SUPPLIED RECORDS =
########
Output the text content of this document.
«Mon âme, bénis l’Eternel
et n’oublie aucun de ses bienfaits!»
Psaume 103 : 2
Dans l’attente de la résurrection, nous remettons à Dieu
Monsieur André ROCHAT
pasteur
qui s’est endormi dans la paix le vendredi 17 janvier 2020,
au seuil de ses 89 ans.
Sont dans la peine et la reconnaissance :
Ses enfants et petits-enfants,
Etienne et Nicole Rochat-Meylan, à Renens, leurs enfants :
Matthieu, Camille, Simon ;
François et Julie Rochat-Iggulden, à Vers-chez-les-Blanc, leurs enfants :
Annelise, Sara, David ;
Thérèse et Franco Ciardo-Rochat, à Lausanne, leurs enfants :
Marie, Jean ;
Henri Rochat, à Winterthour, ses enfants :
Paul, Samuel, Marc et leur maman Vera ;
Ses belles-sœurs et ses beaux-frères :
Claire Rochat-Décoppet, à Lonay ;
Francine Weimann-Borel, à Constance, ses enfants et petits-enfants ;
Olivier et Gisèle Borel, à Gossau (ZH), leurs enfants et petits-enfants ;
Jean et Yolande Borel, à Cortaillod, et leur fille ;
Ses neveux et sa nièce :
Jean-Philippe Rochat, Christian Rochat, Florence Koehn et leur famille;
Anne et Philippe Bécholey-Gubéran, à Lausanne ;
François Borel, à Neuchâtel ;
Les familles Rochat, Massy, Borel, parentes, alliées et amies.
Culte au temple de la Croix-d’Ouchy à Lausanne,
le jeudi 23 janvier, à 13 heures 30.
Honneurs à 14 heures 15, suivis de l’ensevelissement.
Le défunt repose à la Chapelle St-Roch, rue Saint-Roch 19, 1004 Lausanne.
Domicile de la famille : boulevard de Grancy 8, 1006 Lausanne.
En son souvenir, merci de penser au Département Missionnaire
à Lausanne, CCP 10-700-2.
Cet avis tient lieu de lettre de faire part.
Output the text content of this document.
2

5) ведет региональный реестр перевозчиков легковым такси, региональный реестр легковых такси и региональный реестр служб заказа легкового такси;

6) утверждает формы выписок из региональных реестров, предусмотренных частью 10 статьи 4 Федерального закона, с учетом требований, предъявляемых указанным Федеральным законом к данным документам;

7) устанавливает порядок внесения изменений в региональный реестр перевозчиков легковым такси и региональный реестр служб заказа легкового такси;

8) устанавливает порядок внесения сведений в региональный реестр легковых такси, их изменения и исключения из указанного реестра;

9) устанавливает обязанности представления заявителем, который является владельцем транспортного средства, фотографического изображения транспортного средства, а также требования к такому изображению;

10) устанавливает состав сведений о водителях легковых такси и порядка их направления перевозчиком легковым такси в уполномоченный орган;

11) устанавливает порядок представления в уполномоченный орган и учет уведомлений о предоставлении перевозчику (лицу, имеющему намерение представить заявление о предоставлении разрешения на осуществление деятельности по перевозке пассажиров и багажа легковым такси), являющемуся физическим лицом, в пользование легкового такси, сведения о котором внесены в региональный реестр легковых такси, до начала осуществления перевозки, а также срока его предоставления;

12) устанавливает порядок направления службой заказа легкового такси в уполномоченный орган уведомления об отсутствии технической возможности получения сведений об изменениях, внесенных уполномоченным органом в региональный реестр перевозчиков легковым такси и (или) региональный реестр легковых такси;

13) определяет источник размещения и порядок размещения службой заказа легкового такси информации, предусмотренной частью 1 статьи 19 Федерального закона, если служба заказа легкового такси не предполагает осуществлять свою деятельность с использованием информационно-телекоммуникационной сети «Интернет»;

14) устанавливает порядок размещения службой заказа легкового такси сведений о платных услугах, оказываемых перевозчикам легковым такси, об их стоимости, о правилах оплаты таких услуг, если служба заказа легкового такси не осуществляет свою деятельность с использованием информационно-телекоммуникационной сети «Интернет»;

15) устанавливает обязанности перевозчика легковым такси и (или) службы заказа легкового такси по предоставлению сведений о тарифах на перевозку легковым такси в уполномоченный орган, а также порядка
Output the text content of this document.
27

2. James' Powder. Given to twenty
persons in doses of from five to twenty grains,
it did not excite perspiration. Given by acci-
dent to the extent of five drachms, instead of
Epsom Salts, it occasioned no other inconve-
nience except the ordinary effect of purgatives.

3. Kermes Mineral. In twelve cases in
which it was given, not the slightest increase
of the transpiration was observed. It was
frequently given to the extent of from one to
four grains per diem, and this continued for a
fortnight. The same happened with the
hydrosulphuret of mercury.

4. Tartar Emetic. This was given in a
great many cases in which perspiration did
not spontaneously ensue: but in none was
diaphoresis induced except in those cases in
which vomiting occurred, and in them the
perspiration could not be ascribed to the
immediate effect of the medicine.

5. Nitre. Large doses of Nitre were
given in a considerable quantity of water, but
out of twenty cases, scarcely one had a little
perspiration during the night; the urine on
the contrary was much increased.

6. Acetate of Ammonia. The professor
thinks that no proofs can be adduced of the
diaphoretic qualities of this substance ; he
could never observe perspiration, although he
########
STATED GOAL =
Print all of the entries exactly as they appear.

RESPONSE FOR THIS EXERCISE =
Output the text content of this document.
«Mon âme, bénis l’Eternel
et n’oublie aucun de ses bienfaits!»
Psaume 103 : 2
Dans l’attente de la résurrection, nous remettons à Dieu
Monsieur André ROCHAT
pasteur
qui s’est endormi dans la paix le vendredi 17 janvier 2020,
au seuil de ses 89 ans.
Sont dans la peine et la reconnaissance :
Ses enfants et petits-enfants,
Etienne et Nicole Rochat-Meylan, à Renens, leurs enfants :
Matthieu, Camille, Simon ;
François et Julie Rochat-Iggulden, à Vers-chez-les-Blanc, leurs enfants :
Annelise, Sara, David ;
Thérèse et Franco Ciardo-Rochat, à Lausanne, leurs enfants :
Marie, Jean ;
Henri Rochat, à Winterthour, ses enfants :
Paul, Samuel, Marc et leur maman Vera ;
Ses belles-sœurs et ses beaux-frères :
Claire Rochat-Décoppet, à Lonay ;
Francine Weimann-Borel, à Constance, ses enfants et petits-enfants ;
Olivier et Gisèle Borel, à Gossau (ZH), leurs enfants et petits-enfants ;
Jean et Yolande Borel, à Cortaillod, et leur fille ;
Ses neveux et sa nièce :
Jean-Philippe Rochat, Christian Rochat, Florence Koehn et leur famille;
Anne et Philippe Bécholey-Gubéran, à Lausanne ;
François Borel, à Neuchâtel ;
Les familles Rochat, Massy, Borel, parentes, alliées et amies.
Culte au temple de la Croix-d’Ouchy à Lausanne,
le jeudi 23 janvier, à 13 heures 30.
Honneurs à 14 heures 15, suivis de l’ensevelissement.
Le défunt repose à la Chapelle St-Roch, rue Saint-Roch 19, 1004 Lausanne.
Domicile de la famille : boulevard de Grancy 8, 1006 Lausanne.
En son souvenir, merci de penser au Département Missionnaire
à Lausanne, CCP 10-700-2.
Cet avis tient lieu de lettre de faire part.
Output the text content of this document.
2

5) ведет региональный реестр перевозчиков легковым такси, региональный реестр легковых такси и региональный реестр служб заказа легкового такси;

6) утверждает формы выписок из региональных реестров, предусмотренных частью 10 статьи 4 Федерального закона, с учетом требований, предъявляемых указанным Федеральным законом к данным документам;

7) устанавливает порядок внесения изменений в региональный реестр перевозчиков легковым такси и региональный реестр служб заказа легкового такси;

8) устанавливает порядок внесения сведений в региональный реестр легковых такси, их изменения и исключения из указанного реестра;

9) устанавливает обязанности представления заявителем, который является владельцем транспортного средства, фотографического изображения транспортного средства, а также требования к такому изображению;

10) устанавливает состав сведений о водителях легковых такси и порядка их направления перевозчиком легковым такси в уполномоченный орган;

11) устанавливает порядок представления в уполномоченный орган и учет уведомлений о предоставлении перевозчику (лицу, имеющему намерение представить заявление о предоставлении разрешения на осуществление деятельности по перевозке пассажиров и багажа легковым такси), являющемуся физическим лицом, в пользование легкового такси, сведения о котором внесены в региональный реестр легковых такси, до начала осуществления перевозки, а также срока его предоставления;

12) устанавливает порядок направления службой заказа легкового такси в уполномоченный орган уведомления об отсутствии технической возможности получения сведений об изменениях, внесенных уполномоченным органом в региональный реестр перевозчиков легковым такси и (или) региональный реестр легковых такси;

13) определяет источник размещения и порядок размещения службой заказа легкового такси информации, предусмотренной частью 1 статьи 19 Федерального закона, если служба заказа легкового такси не предполагает осуществлять свою деятельность с использованием информационно-телекоммуникационной сети «Интернет»;

14) устанавливает порядок размещения службой заказа легкового такси сведений о платных услугах, оказываемых перевозчикам легковым такси, об их стоимости, о правилах оплаты таких услуг, если служба заказа легкового такси не осуществляет свою деятельность с использованием информационно-телекоммуникационной сети «Интернет»;

15) устанавливает обязанности перевозчика легковым такси и (или) службы заказа легкового такси по предоставлению сведений о тарифах на перевозку легковым такси в уполномоченный орган, а также порядка
Output the text content of this document.
27

2. James' Powder. Given to twenty
persons in doses of from five to twenty grains,
it did not excite perspiration. Given by acci-
dent to the extent of five drachms, instead of
Epsom Salts, it occasioned no other inconve-
nience except the ordinary effect of purgatives.

3. Kermes Mineral. In twelve cases in
which it was given, not the slightest increase
of the transpiration was observed. It was
frequently given to the extent of from one to
four grains per diem, and this continued for a
fortnight. The same happened with the
hydrosulphuret of mercury.

4. Tartar Emetic. This was given in a
great many cases in which perspiration did
not spontaneously ensue: but in none was
diaphoresis induced except in those cases in
which vomiting occurred, and in them the
perspiration could not be ascribed to the
immediate effect of the medicine.

5. Nitre. Large doses of Nitre were
given in a considerable quantity of water, but
out of twenty cases, scarcely one had a little
perspiration during the night; the urine on
the contrary was much increased.

6. Acetate of Ammonia. The professor
thinks that no proofs can be adduced of the
diaphoretic qualities of this substance ; he
could never observe perspiration, although he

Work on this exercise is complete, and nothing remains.